From the entries below, copy every line holding the word "Skotnicka".

■ ■ ■ ■

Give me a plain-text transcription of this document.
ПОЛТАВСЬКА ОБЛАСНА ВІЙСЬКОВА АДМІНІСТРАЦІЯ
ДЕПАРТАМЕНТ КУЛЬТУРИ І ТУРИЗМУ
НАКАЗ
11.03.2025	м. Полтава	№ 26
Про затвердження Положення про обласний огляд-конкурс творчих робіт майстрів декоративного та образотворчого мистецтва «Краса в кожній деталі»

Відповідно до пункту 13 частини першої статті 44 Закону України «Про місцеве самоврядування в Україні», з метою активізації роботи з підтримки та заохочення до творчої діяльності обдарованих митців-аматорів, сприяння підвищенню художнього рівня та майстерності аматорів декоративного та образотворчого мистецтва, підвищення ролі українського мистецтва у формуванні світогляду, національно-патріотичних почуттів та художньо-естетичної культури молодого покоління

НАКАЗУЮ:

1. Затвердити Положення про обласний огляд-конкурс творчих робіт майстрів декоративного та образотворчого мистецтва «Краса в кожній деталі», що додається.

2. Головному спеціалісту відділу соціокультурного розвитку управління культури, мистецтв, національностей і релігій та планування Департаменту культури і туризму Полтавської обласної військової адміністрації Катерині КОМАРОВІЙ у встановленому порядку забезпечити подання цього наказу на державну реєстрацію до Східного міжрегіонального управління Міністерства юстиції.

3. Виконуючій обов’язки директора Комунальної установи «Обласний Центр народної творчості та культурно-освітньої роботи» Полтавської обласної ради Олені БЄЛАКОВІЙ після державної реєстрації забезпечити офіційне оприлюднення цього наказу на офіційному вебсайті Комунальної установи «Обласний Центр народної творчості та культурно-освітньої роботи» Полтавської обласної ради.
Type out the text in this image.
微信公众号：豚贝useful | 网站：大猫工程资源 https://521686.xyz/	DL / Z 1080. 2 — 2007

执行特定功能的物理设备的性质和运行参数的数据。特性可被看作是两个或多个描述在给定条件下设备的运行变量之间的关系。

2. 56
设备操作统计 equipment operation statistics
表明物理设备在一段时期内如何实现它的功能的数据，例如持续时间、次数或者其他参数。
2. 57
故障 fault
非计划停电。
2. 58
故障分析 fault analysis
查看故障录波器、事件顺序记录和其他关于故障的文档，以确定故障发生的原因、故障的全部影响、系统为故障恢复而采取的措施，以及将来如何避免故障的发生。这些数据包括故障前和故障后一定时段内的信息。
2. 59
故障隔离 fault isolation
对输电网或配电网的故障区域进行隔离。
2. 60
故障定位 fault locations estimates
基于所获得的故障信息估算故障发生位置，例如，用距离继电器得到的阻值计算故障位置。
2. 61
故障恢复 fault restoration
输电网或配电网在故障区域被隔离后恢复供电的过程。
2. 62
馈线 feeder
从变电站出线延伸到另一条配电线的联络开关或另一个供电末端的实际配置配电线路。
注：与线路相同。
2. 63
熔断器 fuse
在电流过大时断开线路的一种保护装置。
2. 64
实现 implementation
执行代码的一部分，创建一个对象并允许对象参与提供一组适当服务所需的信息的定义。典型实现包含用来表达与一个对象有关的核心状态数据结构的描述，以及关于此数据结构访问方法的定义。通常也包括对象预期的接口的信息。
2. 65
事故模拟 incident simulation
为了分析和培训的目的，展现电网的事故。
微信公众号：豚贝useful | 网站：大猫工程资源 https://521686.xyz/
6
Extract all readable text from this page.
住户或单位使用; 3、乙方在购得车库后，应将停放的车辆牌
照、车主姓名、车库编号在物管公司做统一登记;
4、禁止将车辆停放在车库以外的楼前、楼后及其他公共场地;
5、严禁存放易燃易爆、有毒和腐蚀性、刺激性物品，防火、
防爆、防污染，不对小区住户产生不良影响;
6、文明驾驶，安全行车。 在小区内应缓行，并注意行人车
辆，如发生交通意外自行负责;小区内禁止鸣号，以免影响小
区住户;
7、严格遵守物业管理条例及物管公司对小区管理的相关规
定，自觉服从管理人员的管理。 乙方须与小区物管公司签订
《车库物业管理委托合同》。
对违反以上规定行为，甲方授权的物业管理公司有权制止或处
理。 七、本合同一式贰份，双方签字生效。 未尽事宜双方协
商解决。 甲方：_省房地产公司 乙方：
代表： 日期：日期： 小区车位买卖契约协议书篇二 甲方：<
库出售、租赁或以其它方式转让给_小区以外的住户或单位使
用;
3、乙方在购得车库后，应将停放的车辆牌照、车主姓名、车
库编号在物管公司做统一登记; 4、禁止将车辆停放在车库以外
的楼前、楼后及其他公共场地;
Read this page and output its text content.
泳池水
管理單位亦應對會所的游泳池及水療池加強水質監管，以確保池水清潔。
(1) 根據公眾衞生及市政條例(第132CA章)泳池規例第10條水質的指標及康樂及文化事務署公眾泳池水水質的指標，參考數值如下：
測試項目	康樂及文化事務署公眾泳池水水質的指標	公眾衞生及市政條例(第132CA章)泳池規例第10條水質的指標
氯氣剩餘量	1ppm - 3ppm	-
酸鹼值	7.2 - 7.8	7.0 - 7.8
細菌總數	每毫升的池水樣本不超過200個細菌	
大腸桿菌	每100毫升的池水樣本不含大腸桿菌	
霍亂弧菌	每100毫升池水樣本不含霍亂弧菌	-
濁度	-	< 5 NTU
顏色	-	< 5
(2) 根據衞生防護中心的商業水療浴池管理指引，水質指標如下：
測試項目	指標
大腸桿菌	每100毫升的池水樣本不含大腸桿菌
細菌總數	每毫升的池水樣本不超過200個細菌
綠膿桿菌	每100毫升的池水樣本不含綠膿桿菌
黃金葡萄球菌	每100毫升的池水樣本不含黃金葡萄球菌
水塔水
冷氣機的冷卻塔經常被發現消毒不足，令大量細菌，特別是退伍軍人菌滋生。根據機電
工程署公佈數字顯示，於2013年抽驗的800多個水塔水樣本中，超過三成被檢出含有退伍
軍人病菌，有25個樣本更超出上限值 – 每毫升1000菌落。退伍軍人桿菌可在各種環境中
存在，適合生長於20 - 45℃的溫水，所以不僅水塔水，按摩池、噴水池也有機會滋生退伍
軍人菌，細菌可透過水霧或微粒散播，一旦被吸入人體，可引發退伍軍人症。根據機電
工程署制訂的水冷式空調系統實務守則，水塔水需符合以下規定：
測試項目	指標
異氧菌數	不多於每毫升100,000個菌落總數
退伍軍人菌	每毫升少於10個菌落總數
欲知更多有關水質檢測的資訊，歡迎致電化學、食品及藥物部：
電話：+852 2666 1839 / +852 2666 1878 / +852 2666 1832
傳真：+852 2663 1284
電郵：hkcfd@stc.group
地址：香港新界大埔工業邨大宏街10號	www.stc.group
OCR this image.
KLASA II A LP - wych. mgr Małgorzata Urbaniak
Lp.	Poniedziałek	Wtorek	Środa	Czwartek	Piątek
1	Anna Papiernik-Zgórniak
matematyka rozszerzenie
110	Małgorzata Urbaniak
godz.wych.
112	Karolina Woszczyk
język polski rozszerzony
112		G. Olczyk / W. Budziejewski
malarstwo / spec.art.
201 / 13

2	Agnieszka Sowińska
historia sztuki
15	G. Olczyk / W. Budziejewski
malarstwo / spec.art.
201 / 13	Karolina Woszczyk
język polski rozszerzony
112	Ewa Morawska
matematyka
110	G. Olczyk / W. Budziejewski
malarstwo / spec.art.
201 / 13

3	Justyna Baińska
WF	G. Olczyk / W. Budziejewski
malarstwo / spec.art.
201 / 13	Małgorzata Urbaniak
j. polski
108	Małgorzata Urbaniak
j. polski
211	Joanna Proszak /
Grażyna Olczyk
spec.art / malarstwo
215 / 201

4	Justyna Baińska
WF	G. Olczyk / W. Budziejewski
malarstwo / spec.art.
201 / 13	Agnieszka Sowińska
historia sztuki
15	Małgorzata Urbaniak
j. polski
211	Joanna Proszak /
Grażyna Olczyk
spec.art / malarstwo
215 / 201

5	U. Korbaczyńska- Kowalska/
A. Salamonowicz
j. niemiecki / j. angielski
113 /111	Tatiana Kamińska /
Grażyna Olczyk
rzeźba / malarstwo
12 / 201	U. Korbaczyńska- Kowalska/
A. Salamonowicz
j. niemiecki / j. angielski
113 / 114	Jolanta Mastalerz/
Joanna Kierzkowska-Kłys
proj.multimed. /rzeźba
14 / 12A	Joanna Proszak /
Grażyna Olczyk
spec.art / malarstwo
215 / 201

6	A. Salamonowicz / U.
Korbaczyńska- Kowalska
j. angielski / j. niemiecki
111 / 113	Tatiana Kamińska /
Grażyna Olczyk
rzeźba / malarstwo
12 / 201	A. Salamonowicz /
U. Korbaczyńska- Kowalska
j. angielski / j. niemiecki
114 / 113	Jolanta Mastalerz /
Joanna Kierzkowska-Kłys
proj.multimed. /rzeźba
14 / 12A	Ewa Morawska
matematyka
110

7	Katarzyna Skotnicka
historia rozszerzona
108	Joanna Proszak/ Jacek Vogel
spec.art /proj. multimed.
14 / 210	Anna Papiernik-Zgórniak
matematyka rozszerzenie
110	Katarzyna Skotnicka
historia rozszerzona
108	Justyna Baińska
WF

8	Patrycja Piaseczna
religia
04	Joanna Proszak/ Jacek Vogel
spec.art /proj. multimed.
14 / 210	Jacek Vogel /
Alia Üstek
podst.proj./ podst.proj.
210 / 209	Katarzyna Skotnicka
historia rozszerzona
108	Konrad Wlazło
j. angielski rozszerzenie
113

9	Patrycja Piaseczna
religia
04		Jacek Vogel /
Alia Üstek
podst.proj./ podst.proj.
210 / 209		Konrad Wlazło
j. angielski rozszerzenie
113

■ ■ ■ ■

**Exercise answer**
7	Katarzyna Skotnicka
110	Katarzyna Skotnicka
210 / 209	Katarzyna Skotnicka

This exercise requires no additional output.